_Exercise aim_
Repeat the lines below exactly as they appear, but leave out the images.

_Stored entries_

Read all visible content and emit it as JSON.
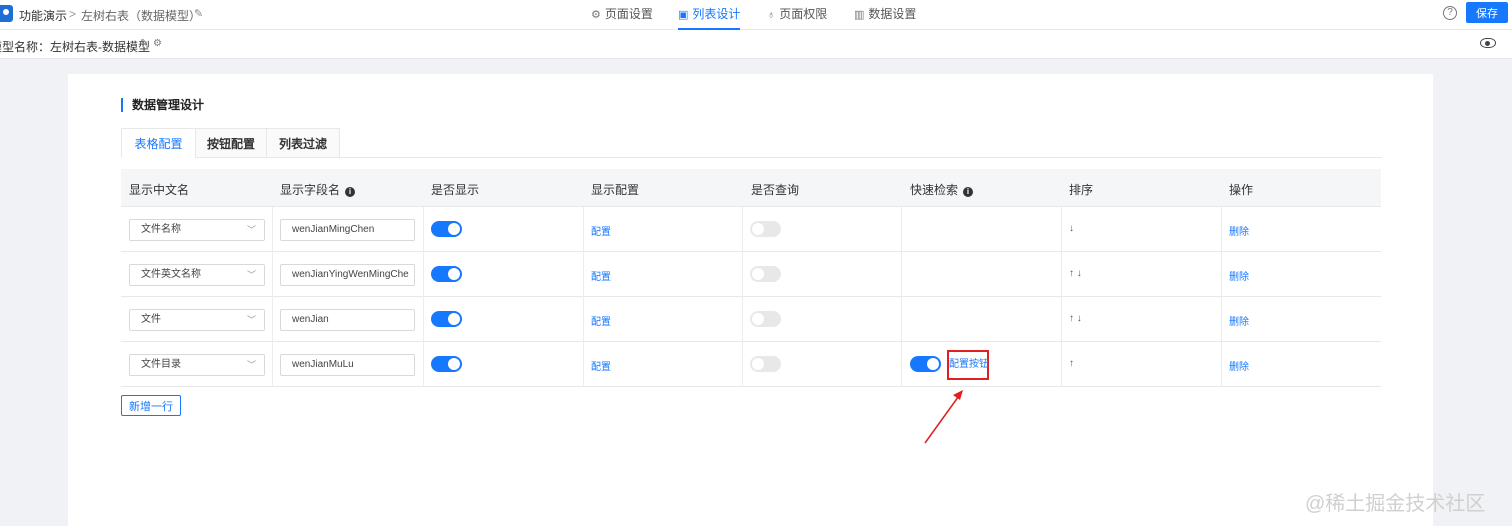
{
  "topbar": {
    "breadcrumb_root": "功能演示",
    "breadcrumb_sep": ">",
    "breadcrumb_current": "左树右表（数据模型）",
    "nav": [
      {
        "label": "页面设置",
        "icon": "gear-icon"
      },
      {
        "label": "列表设计",
        "icon": "list-design-icon",
        "active": true
      },
      {
        "label": "页面权限",
        "icon": "permission-icon"
      },
      {
        "label": "数据设置",
        "icon": "bar-chart-icon"
      }
    ],
    "help": "?",
    "save_label": "保存"
  },
  "subbar": {
    "model_label": "模型名称：左树右表-数据模型"
  },
  "main": {
    "section_title": "数据管理设计",
    "tabs": [
      {
        "label": "表格配置",
        "active": true
      },
      {
        "label": "按钮配置"
      },
      {
        "label": "列表过滤"
      }
    ],
    "table": {
      "headers": [
        "显示中文名",
        "显示字段名",
        "是否显示",
        "显示配置",
        "是否查询",
        "快速检索",
        "排序",
        "操作"
      ],
      "rows": [
        {
          "cn_name": "文件名称",
          "field": "wenJianMingChen",
          "show": true,
          "config": "配置",
          "query": false,
          "quick": false,
          "sort": "↓",
          "action": "删除"
        },
        {
          "cn_name": "文件英文名称",
          "field": "wenJianYingWenMingChe",
          "show": true,
          "config": "配置",
          "query": false,
          "quick": false,
          "sort": "↑  ↓",
          "action": "删除"
        },
        {
          "cn_name": "文件",
          "field": "wenJian",
          "show": true,
          "config": "配置",
          "query": false,
          "quick": false,
          "sort": "↑  ↓",
          "action": "删除"
        },
        {
          "cn_name": "文件目录",
          "field": "wenJianMuLu",
          "show": true,
          "config": "配置",
          "query": false,
          "quick": true,
          "quick_btn": "配置按钮",
          "sort": "↑",
          "action": "删除"
        }
      ]
    },
    "add_row_label": "新增一行"
  },
  "watermark": "@稀土掘金技术社区",
  "colors": {
    "accent": "#1677ff",
    "highlight": "#e02020"
  }
}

_Output for this exercise_
Read all visible content and emit it as JSON.
{
  "topbar": {
    "breadcrumb_root": "功能演示",
    "breadcrumb_sep": ">",
    "breadcrumb_current": "左树右表（数据模型）",
    "nav": [
      {
        "label": "页面设置",
        "icon": "gear-icon"
      },
      {
        "label": "列表设计",
        "icon": "list-design-icon",
        "active": true
      },
      {
        "label": "页面权限",
        "icon": "permission-icon"
      },
      {
        "label": "数据设置",
        "icon": "bar-chart-icon"
      }
    ],
    "help": "?",
    "save_label": "保存"
  },
  "subbar": {
    "model_label": "模型名称：左树右表-数据模型"
  },
  "main": {
    "section_title": "数据管理设计",
    "tabs": [
      {
        "label": "表格配置",
        "active": true
      },
      {
        "label": "按钮配置"
      },
      {
        "label": "列表过滤"
      }
    ],
    "table": {
      "headers": [
        "显示中文名",
        "显示字段名",
        "是否显示",
        "显示配置",
        "是否查询",
        "快速检索",
        "排序",
        "操作"
      ],
      "rows": [
        {
          "cn_name": "文件名称",
          "field": "wenJianMingChen",
          "show": true,
          "config": "配置",
          "query": false,
          "quick": false,
          "sort": "↓",
          "action": "删除"
        },
        {
          "cn_name": "文件英文名称",
          "field": "wenJianYingWenMingChe",
          "show": true,
          "config": "配置",
          "query": false,
          "quick": false,
          "sort": "↑  ↓",
          "action": "删除"
        },
        {
          "cn_name": "文件",
          "field": "wenJian",
          "show": true,
          "config": "配置",
          "query": false,
          "quick": false,
          "sort": "↑  ↓",
          "action": "删除"
        },
        {
          "cn_name": "文件目录",
          "field": "wenJianMuLu",
          "show": true,
          "config": "配置",
          "query": false,
          "quick": true,
          "quick_btn": "配置按钮",
          "sort": "↑",
          "action": "删除"
        }
      ]
    },
    "add_row_label": "新增一行"
  },
  "watermark": "@稀土掘金技术社区",
  "colors": {
    "accent": "#1677ff",
    "highlight": "#e02020"
  }
}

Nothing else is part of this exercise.